INPUT FOR THIS TASK.
__________________________________________________

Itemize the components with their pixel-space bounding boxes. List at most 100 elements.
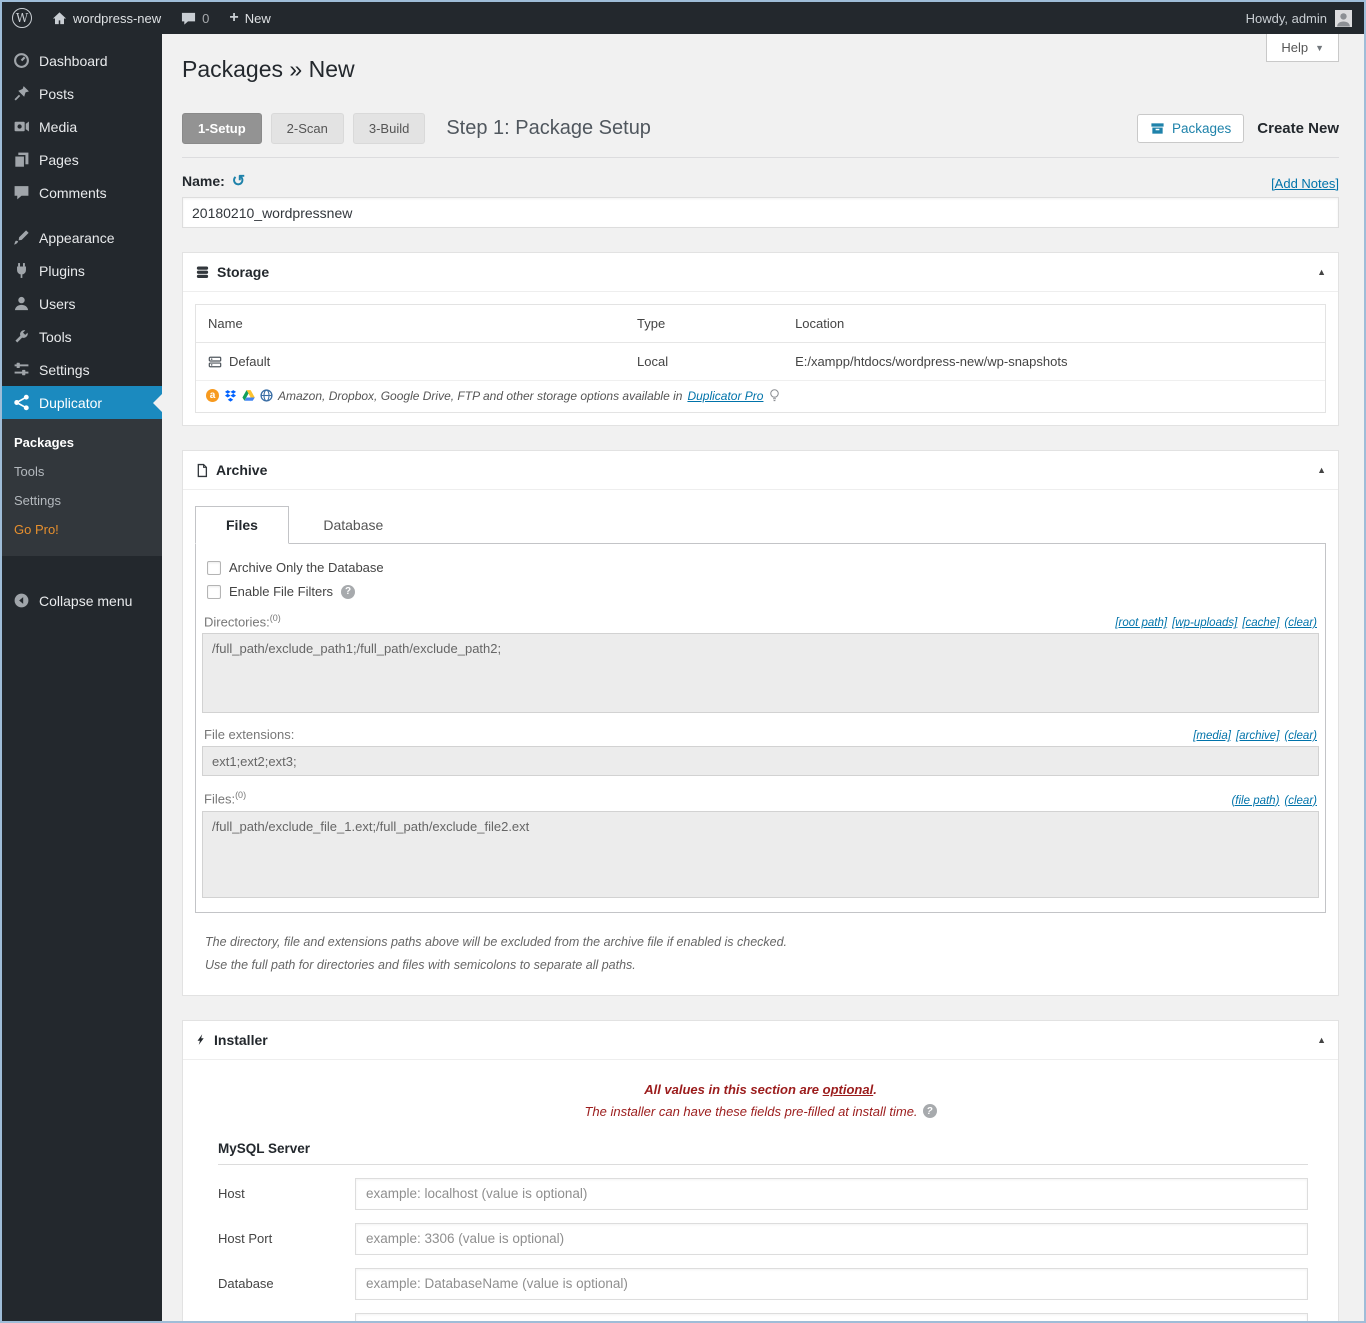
archive-only-database-label: Archive Only the Database	[229, 560, 384, 575]
prefill-note: The installer can have these fields pre-…	[584, 1104, 917, 1119]
mysql-server-header: MySQL Server	[218, 1141, 1308, 1165]
main-content: Help ▼ Packages » New 1-Setup 2-Scan 3-B…	[162, 34, 1364, 1323]
submenu-item-go-pro[interactable]: Go Pro!	[2, 515, 162, 544]
add-notes-link[interactable]: [Add Notes]	[1271, 176, 1339, 191]
clear-extensions-link[interactable]: (clear)	[1284, 730, 1317, 742]
archive-only-database-checkbox[interactable]	[207, 561, 221, 575]
sidebar-item-dashboard[interactable]: Dashboard	[2, 44, 162, 77]
sliders-icon	[13, 361, 30, 378]
storage-title: Storage	[217, 264, 269, 280]
file-extensions-label: File extensions:	[204, 727, 294, 742]
database-input[interactable]	[355, 1268, 1308, 1300]
submenu-item-settings[interactable]: Settings	[2, 486, 162, 515]
lightning-bolt-icon	[195, 1032, 207, 1047]
column-header: Name	[196, 305, 625, 343]
sidebar-item-duplicator[interactable]: Duplicator	[2, 386, 162, 419]
packages-button[interactable]: Packages	[1137, 114, 1244, 143]
collapse-arrow-icon[interactable]: ▲	[1317, 267, 1326, 277]
sidebar-item-users[interactable]: Users	[2, 287, 162, 320]
help-button[interactable]: Help ▼	[1266, 34, 1339, 62]
collapse-arrow-icon[interactable]: ▲	[1317, 1035, 1326, 1045]
share-icon	[13, 394, 30, 411]
packages-button-label: Packages	[1172, 121, 1231, 136]
collapse-menu-label: Collapse menu	[39, 593, 132, 609]
tab-step-setup[interactable]: 1-Setup	[182, 113, 262, 144]
user-icon	[13, 295, 30, 312]
collapse-menu-button[interactable]: Collapse menu	[2, 584, 162, 617]
steps-row: 1-Setup 2-Scan 3-Build Step 1: Package S…	[182, 113, 1339, 144]
undo-icon[interactable]: ↺	[232, 171, 245, 191]
site-menu[interactable]: wordpress-new	[42, 2, 171, 34]
enable-file-filters-label: Enable File Filters	[229, 584, 333, 599]
wordpress-logo-menu[interactable]: W	[2, 2, 42, 34]
new-content-menu[interactable]: + New	[219, 2, 280, 34]
clear-files-link[interactable]: (clear)	[1284, 795, 1317, 807]
media-icon	[13, 118, 30, 135]
wordpress-admin-screen: W wordpress-new 0 + New Howdy, admin	[0, 0, 1366, 1323]
name-label: Name:	[182, 173, 225, 189]
enable-file-filters-checkbox[interactable]	[207, 585, 221, 599]
submenu-item-packages[interactable]: Packages	[2, 428, 162, 457]
avatar[interactable]	[1335, 10, 1352, 27]
host-port-input[interactable]	[355, 1223, 1308, 1255]
sidebar-item-label: Pages	[39, 152, 79, 168]
file-path-link[interactable]: (file path)	[1231, 795, 1279, 807]
database-icon	[195, 265, 210, 280]
header-divider	[182, 157, 1339, 158]
tab-files[interactable]: Files	[195, 506, 289, 544]
wp-uploads-link[interactable]: [wp-uploads]	[1172, 617, 1237, 629]
sidebar-item-appearance[interactable]: Appearance	[2, 221, 162, 254]
sidebar-item-media[interactable]: Media	[2, 110, 162, 143]
sidebar-item-label: Dashboard	[39, 53, 108, 69]
tab-step-build[interactable]: 3-Build	[353, 113, 425, 144]
page-title: Packages » New	[182, 34, 1339, 83]
create-new-label: Create New	[1257, 120, 1339, 137]
help-question-icon[interactable]: ?	[341, 585, 355, 599]
pushpin-icon	[13, 85, 30, 102]
host-port-label: Host Port	[218, 1231, 355, 1246]
package-name-input[interactable]	[182, 197, 1339, 228]
installer-section: Installer ▲ All values in this section a…	[182, 1020, 1339, 1323]
archive-box-icon	[1150, 121, 1165, 136]
sidebar-item-label: Media	[39, 119, 77, 135]
archive-link[interactable]: [archive]	[1236, 730, 1279, 742]
tab-database[interactable]: Database	[293, 507, 413, 543]
clear-directories-link[interactable]: (clear)	[1284, 617, 1317, 629]
sidebar-item-tools[interactable]: Tools	[2, 320, 162, 353]
directories-textarea[interactable]: /full_path/exclude_path1;/full_path/excl…	[202, 633, 1319, 713]
sidebar-item-label: Duplicator	[39, 395, 102, 411]
admin-sidebar: Dashboard Posts Media	[2, 34, 162, 1321]
submenu-item-tools[interactable]: Tools	[2, 457, 162, 486]
help-label: Help	[1281, 40, 1308, 55]
sidebar-item-label: Posts	[39, 86, 74, 102]
home-icon	[52, 11, 67, 26]
comments-icon	[13, 184, 30, 201]
sidebar-item-pages[interactable]: Pages	[2, 143, 162, 176]
storage-name-cell: Default	[229, 354, 270, 369]
avatar-icon	[1335, 10, 1352, 27]
howdy-text[interactable]: Howdy, admin	[1246, 11, 1327, 26]
sidebar-item-settings[interactable]: Settings	[2, 353, 162, 386]
storage-type-cell: Local	[625, 343, 783, 381]
sidebar-item-plugins[interactable]: Plugins	[2, 254, 162, 287]
tab-step-scan[interactable]: 2-Scan	[271, 113, 344, 144]
user-input[interactable]	[355, 1313, 1308, 1323]
cache-link[interactable]: [cache]	[1242, 617, 1279, 629]
new-label: New	[245, 11, 271, 26]
pages-icon	[13, 151, 30, 168]
sidebar-item-label: Tools	[39, 329, 72, 345]
duplicator-pro-link[interactable]: Duplicator Pro	[687, 389, 763, 403]
comments-menu[interactable]: 0	[171, 2, 219, 34]
host-input[interactable]	[355, 1178, 1308, 1210]
sidebar-item-comments[interactable]: Comments	[2, 176, 162, 209]
sidebar-item-posts[interactable]: Posts	[2, 77, 162, 110]
globe-icon	[260, 389, 273, 402]
file-extensions-input[interactable]: ext1;ext2;ext3;	[202, 746, 1319, 776]
root-path-link[interactable]: [root path]	[1115, 617, 1167, 629]
help-question-icon[interactable]: ?	[923, 1104, 937, 1118]
collapse-arrow-icon[interactable]: ▲	[1317, 465, 1326, 475]
archive-note-line2: Use the full path for directories and fi…	[205, 954, 1326, 977]
media-link[interactable]: [media]	[1193, 730, 1231, 742]
collapse-circle-icon	[13, 592, 30, 609]
files-textarea[interactable]: /full_path/exclude_file_1.ext;/full_path…	[202, 811, 1319, 898]
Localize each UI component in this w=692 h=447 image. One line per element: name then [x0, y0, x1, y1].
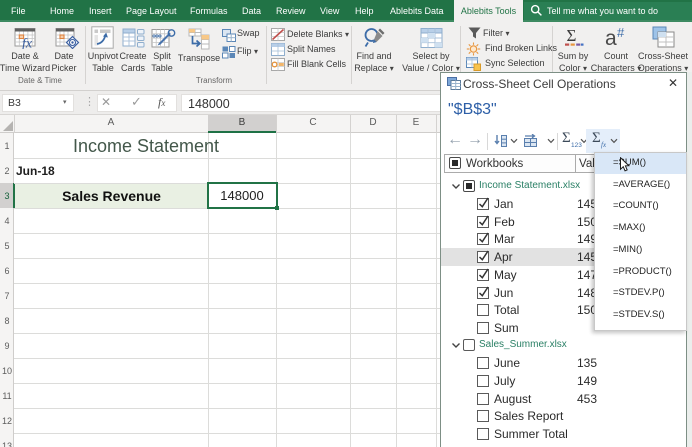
- svg-text:fx: fx: [22, 37, 33, 50]
- svg-text:Σ: Σ: [567, 26, 577, 45]
- svg-text:a: a: [605, 27, 617, 49]
- svg-text:#: #: [617, 26, 625, 40]
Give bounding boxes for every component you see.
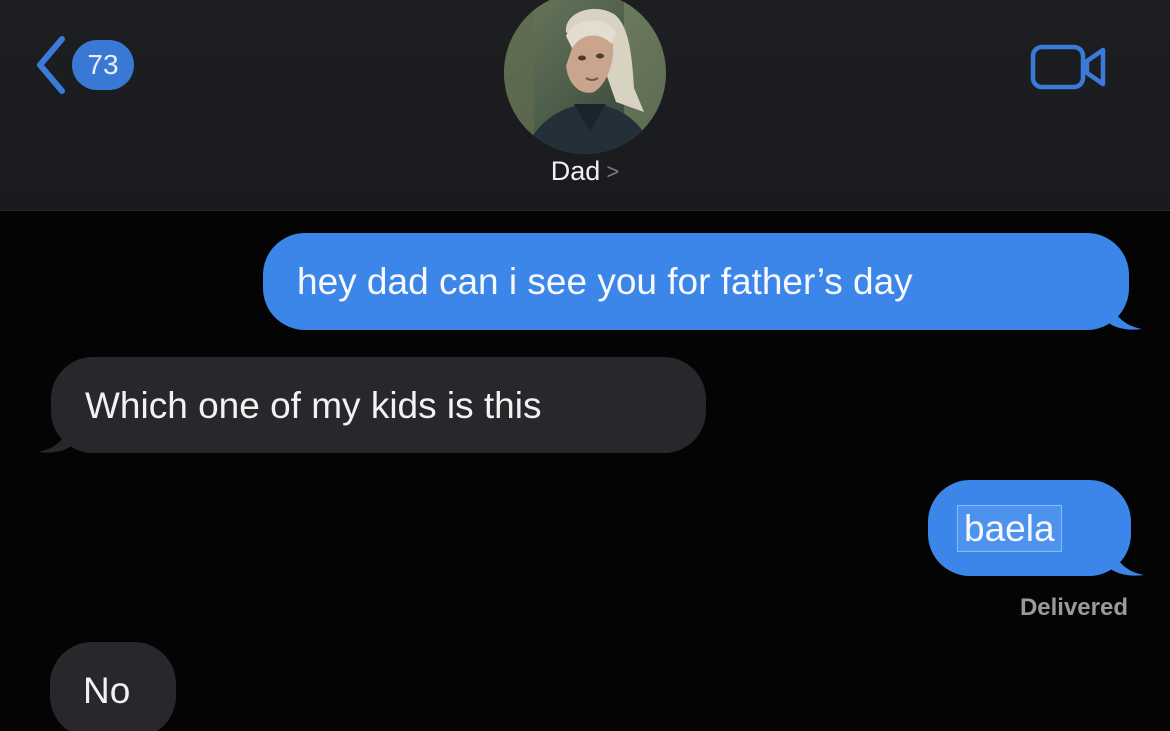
messages-screen: 73 Dad > hey dad can i see you for fathe… (0, 0, 1170, 731)
contact-name: Dad (550, 156, 601, 186)
chevron-right-icon: > (606, 158, 620, 184)
contact-name-row[interactable]: Dad > (503, 156, 667, 187)
video-camera-icon (1030, 44, 1108, 94)
message-text: baela (957, 504, 1062, 552)
facetime-video-button[interactable] (1030, 44, 1108, 95)
message-bubble-received[interactable]: Which one of my kids is this (51, 357, 706, 453)
message-bubble-sent[interactable]: hey dad can i see you for father’s day (263, 233, 1129, 330)
message-text: hey dad can i see you for father’s day (297, 261, 913, 302)
message-text: No (83, 669, 131, 711)
contact-info[interactable]: Dad > (503, 0, 667, 187)
unread-count-badge: 73 (72, 40, 134, 90)
message-bubble-sent[interactable]: baela (928, 480, 1131, 576)
bubble-tail (1110, 546, 1144, 576)
message-bubble-received[interactable]: No (50, 642, 176, 731)
avatar[interactable] (504, 0, 666, 154)
chevron-left-icon (34, 35, 68, 95)
bubble-tail (38, 423, 72, 453)
message-text: Which one of my kids is this (85, 384, 542, 426)
bubble-tail (1108, 300, 1142, 330)
back-button[interactable]: 73 (34, 35, 134, 95)
delivered-status: Delivered (1019, 594, 1128, 621)
conversation-header: 73 Dad > (0, 0, 1170, 211)
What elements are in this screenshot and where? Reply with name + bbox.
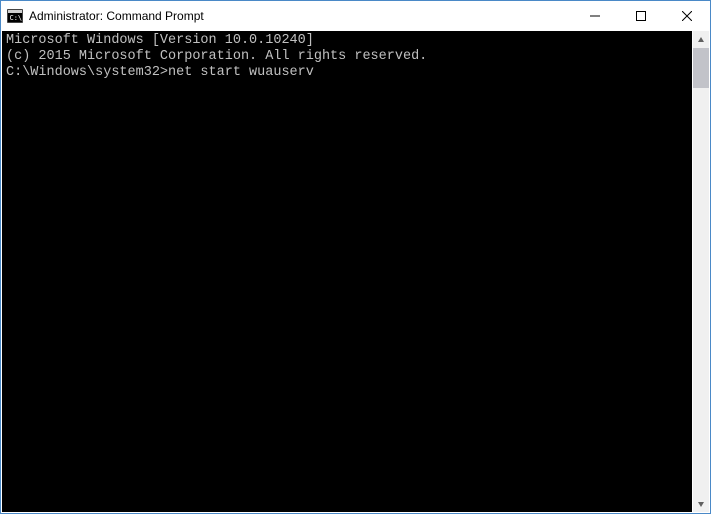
command-prompt-window: C:\ Administrator: Command Prompt Micros… [0, 0, 711, 514]
vertical-scrollbar[interactable] [692, 31, 709, 512]
window-title: Administrator: Command Prompt [29, 9, 572, 23]
copyright-line: (c) 2015 Microsoft Corporation. All righ… [6, 49, 688, 65]
scroll-up-button[interactable] [693, 31, 709, 48]
maximize-button[interactable] [618, 1, 664, 31]
window-controls [572, 1, 710, 31]
prompt-line: C:\Windows\system32>net start wuauserv [6, 65, 688, 81]
close-button[interactable] [664, 1, 710, 31]
prompt-text: C:\Windows\system32> [6, 65, 168, 81]
minimize-button[interactable] [572, 1, 618, 31]
scroll-thumb[interactable] [693, 48, 709, 88]
command-text: net start wuauserv [168, 65, 314, 81]
svg-text:C:\: C:\ [10, 14, 23, 22]
cmd-icon: C:\ [7, 9, 23, 23]
scroll-track[interactable] [693, 48, 709, 495]
scroll-down-button[interactable] [693, 495, 709, 512]
version-line: Microsoft Windows [Version 10.0.10240] [6, 33, 688, 49]
titlebar[interactable]: C:\ Administrator: Command Prompt [1, 1, 710, 31]
content-area: Microsoft Windows [Version 10.0.10240](c… [1, 31, 710, 513]
terminal-output[interactable]: Microsoft Windows [Version 10.0.10240](c… [2, 31, 692, 512]
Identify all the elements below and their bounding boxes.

__________________________________________________

WORK INSTRUCTIONS.
Please reproduce the records verbatim, from the line with "command-prompt-window: C:\ Administrator: Command" up to and including the line with "terminal-output[interactable]: Microsoft Windows".

SOLUTION TO THIS TASK.
command-prompt-window: C:\ Administrator: Command Prompt Micros… [0, 0, 711, 514]
vertical-scrollbar[interactable] [692, 31, 709, 512]
window-title: Administrator: Command Prompt [29, 9, 572, 23]
copyright-line: (c) 2015 Microsoft Corporation. All righ… [6, 49, 688, 65]
scroll-up-button[interactable] [693, 31, 709, 48]
maximize-button[interactable] [618, 1, 664, 31]
window-controls [572, 1, 710, 31]
prompt-line: C:\Windows\system32>net start wuauserv [6, 65, 688, 81]
close-button[interactable] [664, 1, 710, 31]
prompt-text: C:\Windows\system32> [6, 65, 168, 81]
minimize-button[interactable] [572, 1, 618, 31]
scroll-thumb[interactable] [693, 48, 709, 88]
command-text: net start wuauserv [168, 65, 314, 81]
svg-text:C:\: C:\ [10, 14, 23, 22]
cmd-icon: C:\ [7, 9, 23, 23]
scroll-track[interactable] [693, 48, 709, 495]
scroll-down-button[interactable] [693, 495, 709, 512]
version-line: Microsoft Windows [Version 10.0.10240] [6, 33, 688, 49]
titlebar[interactable]: C:\ Administrator: Command Prompt [1, 1, 710, 31]
content-area: Microsoft Windows [Version 10.0.10240](c… [1, 31, 710, 513]
terminal-output[interactable]: Microsoft Windows [Version 10.0.10240](c… [2, 31, 692, 512]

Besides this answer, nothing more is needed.